(Saved entries)
....

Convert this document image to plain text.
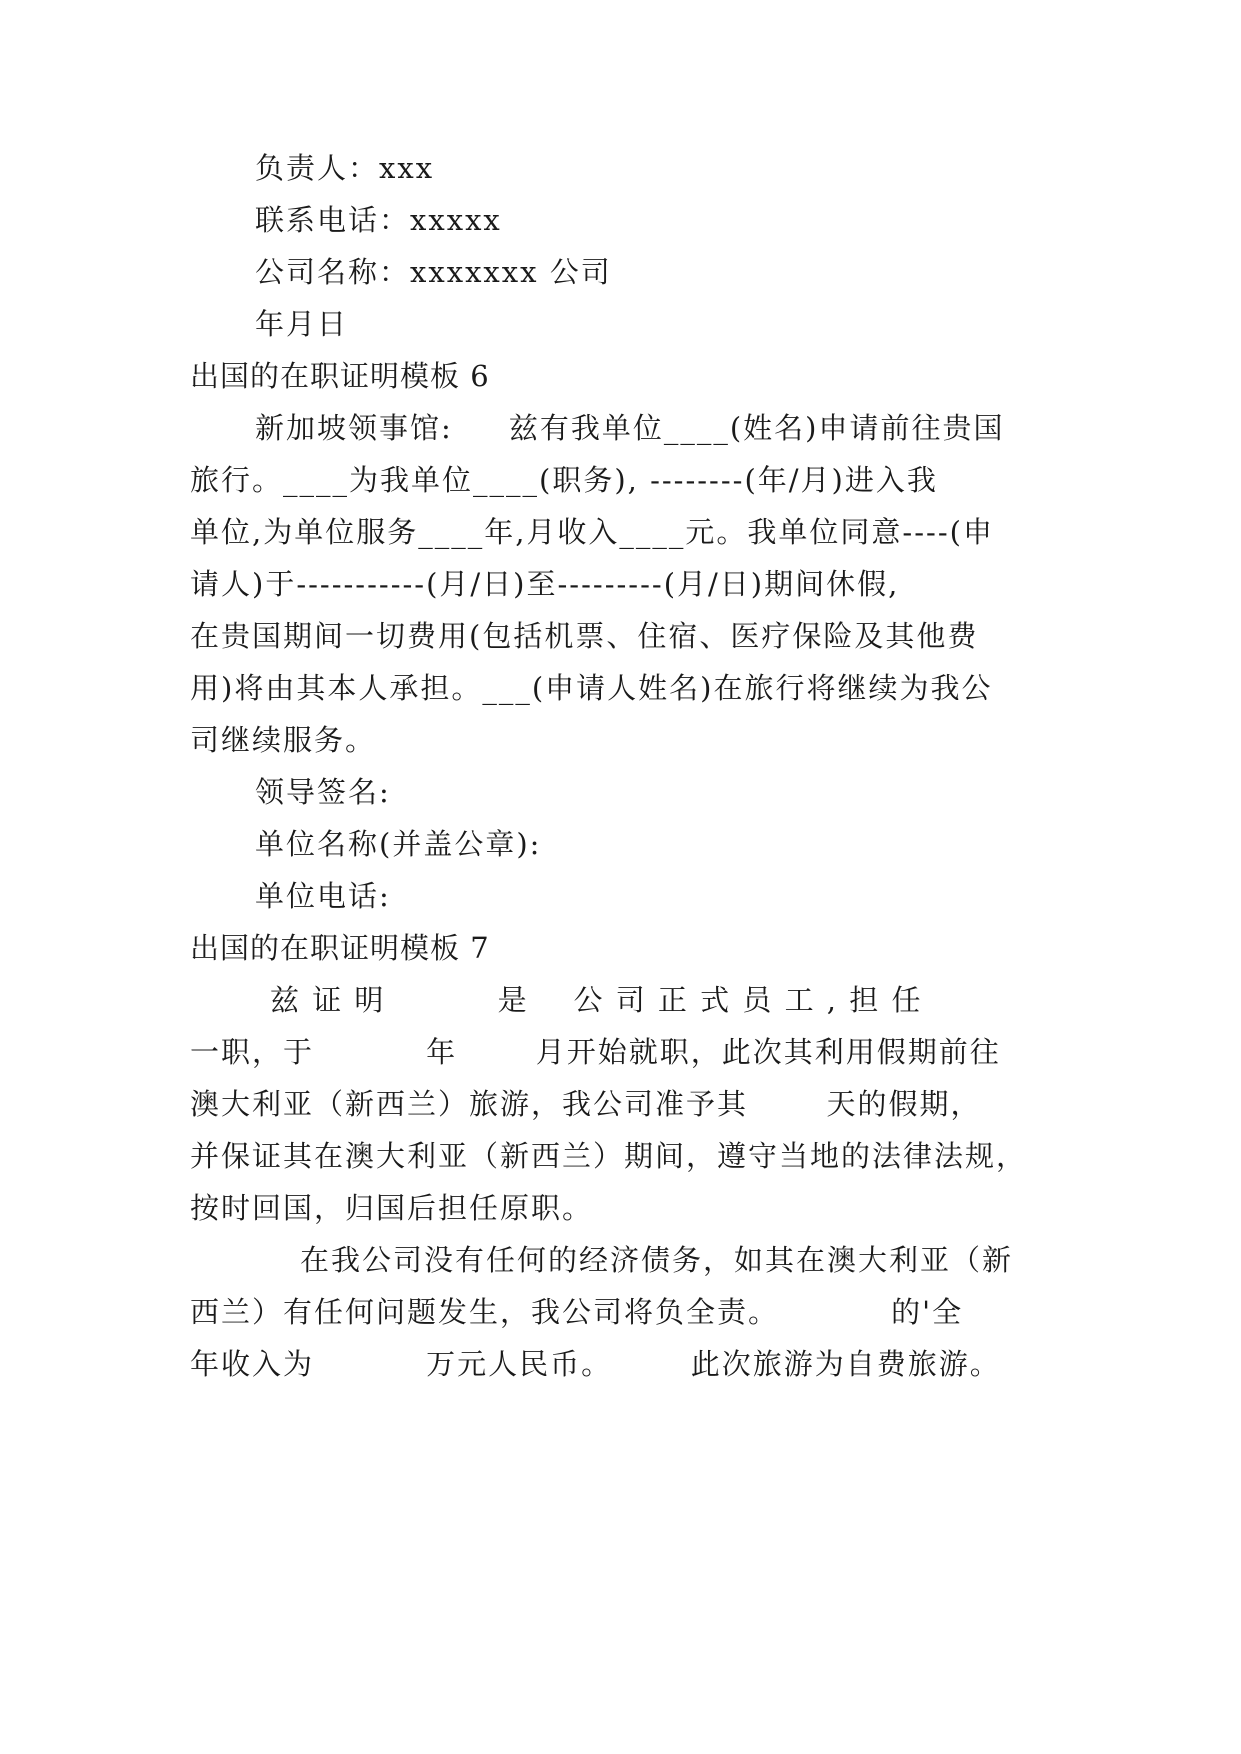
负责人：xxx
联系电话：xxxxx
公司名称：xxxxxxx 公司
年月日
出国的在职证明模板 6
新加坡领事馆:     兹有我单位____(姓名)申请前往贵国
旅行。____为我单位____(职务), --------(年/月)进入我
单位,为单位服务____年,月收入____元。我单位同意----(申
请人)于-----------(月/日)至---------(月/日)期间休假,
在贵国期间一切费用(包括机票、住宿、医疗保险及其他费
用)将由其本人承担。___(申请人姓名)在旅行将继续为我公
司继续服务。
领导签名:
单位名称(并盖公章):
单位电话:
出国的在职证明模板 7
兹 证 明          是    公 司 正 式 员 工 , 担 任
一职，于          年       月开始就职，此次其利用假期前往
澳大利亚（新西兰）旅游，我公司准予其       天的假期，
并保证其在澳大利亚（新西兰）期间，遵守当地的法律法规，
按时回国，归国后担任原职。
在我公司没有任何的经济债务，如其在澳大利亚（新
西兰）有任何问题发生，我公司将负全责。          的'全
年收入为          万元人民币。       此次旅游为自费旅游。
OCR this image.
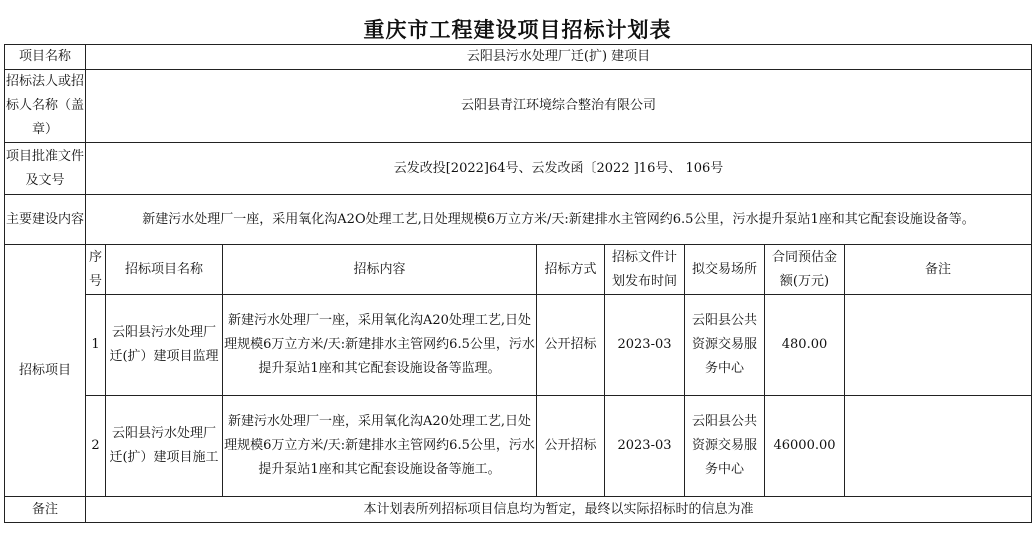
重庆市工程建设项目招标计划表
项目名称	云阳县污水处理厂迁(扩) 建项目							
招标法人或招标人名称（盖章）	云阳县青江环境综合整治有限公司							
项目批准文件及文号	云发改投[2022]64号、云发改函〔2022 ]16号、 106号							
主要建设内容	新建污水处理厂一座，采用氧化沟A2O处理工艺,日处理规模6万立方米/天:新建排水主管网约6.5公里，污水提升泵站1座和其它配套设施设备等。							
招标项目	序号	招标项目名称	招标内容	招标方式	招标文件计划发布时间	拟交易场所	合同预估金额(万元)	备注
	1	云阳县污水处理厂迁(扩）建项目监理	新建污水处理厂一座，采用氧化沟A20处理工艺,日处理规模6万立方米/天:新建排水主管网约6.5公里，污水提升泵站1座和其它配套设施设备等监理。	公开招标	2023-03	云阳县公共资源交易服务中心	480.00	
	2	云阳县污水处理厂迁(扩）建项目施工	新建污水处理厂一座，采用氧化沟A20处理工艺,日处理规模6万立方米/天:新建排水主管网约6.5公里，污水提升泵站1座和其它配套设施设备等施工。	公开招标	2023-03	云阳县公共资源交易服务中心	46000.00	
备注	本计划表所列招标项目信息均为暂定，最终以实际招标时的信息为准							
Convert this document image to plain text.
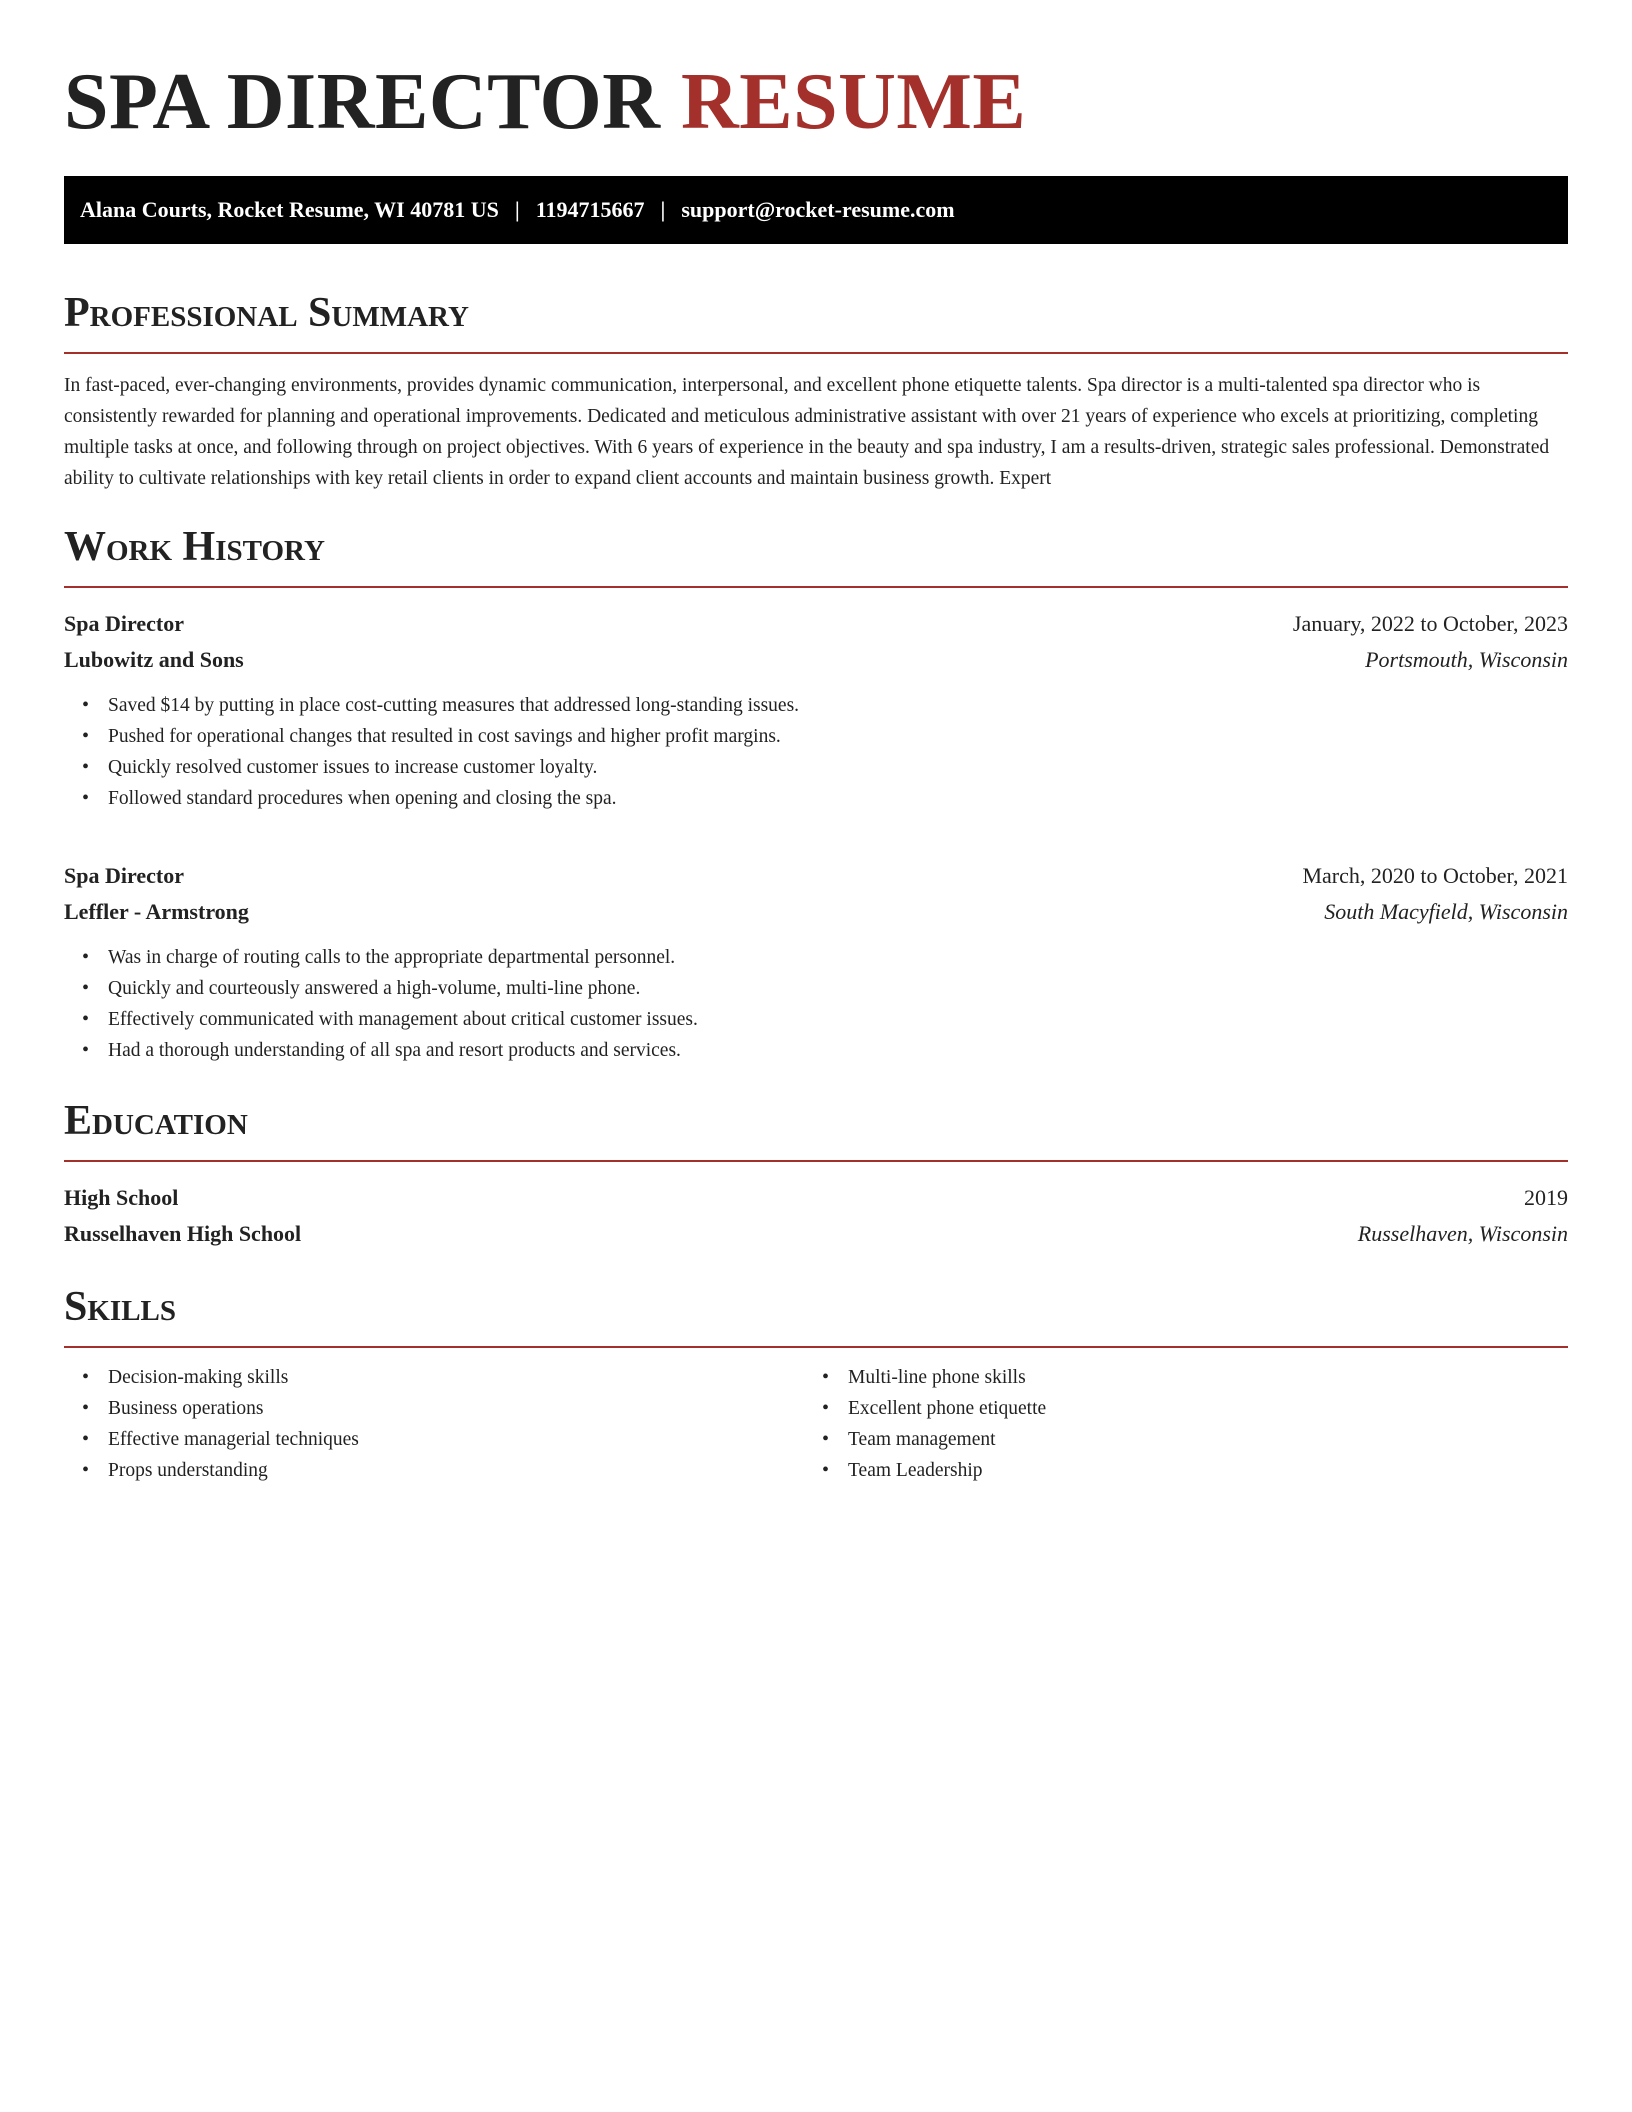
SPA DIRECTOR RESUME
Alana Courts, Rocket Resume, WI 40781 US | 1194715667 | support@rocket-resume.com
Professional Summary

In fast-paced, ever-changing environments, provides dynamic communication, interpersonal, and excellent phone etiquette talents. Spa director is a multi-talented spa director who is consistently rewarded for planning and operational improvements. Dedicated and meticulous administrative assistant with over 21 years of experience who excels at prioritizing, completing multiple tasks at once, and following through on project objectives. With 6 years of experience in the beauty and spa industry, I am a results-driven, strategic sales professional. Demonstrated ability to cultivate relationships with key retail clients in order to expand client accounts and maintain business growth. Expert

Work History
Spa Director	January, 2022 to October, 2023
Lubowitz and Sons	Portsmouth, Wisconsin
• Saved $14 by putting in place cost-cutting measures that addressed long-standing issues.
• Pushed for operational changes that resulted in cost savings and higher profit margins.
• Quickly resolved customer issues to increase customer loyalty.
• Followed standard procedures when opening and closing the spa.
Spa Director	March, 2020 to October, 2021
Leffler - Armstrong	South Macyfield, Wisconsin
• Was in charge of routing calls to the appropriate departmental personnel.
• Quickly and courteously answered a high-volume, multi-line phone.
• Effectively communicated with management about critical customer issues.
• Had a thorough understanding of all spa and resort products and services.
Education
High School	2019
Russelhaven High School	Russelhaven, Wisconsin
Skills
• Decision-making skills
• Business operations
• Effective managerial techniques
• Props understanding
• Multi-line phone skills
• Excellent phone etiquette
• Team management
• Team Leadership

....

### SET PROBLEM
Go through the records and copy each line with "understanding" in it.

### RESPONSE FOR THIS EXERCISE
• Had a thorough understanding of all spa and resort products and services.
• Props understanding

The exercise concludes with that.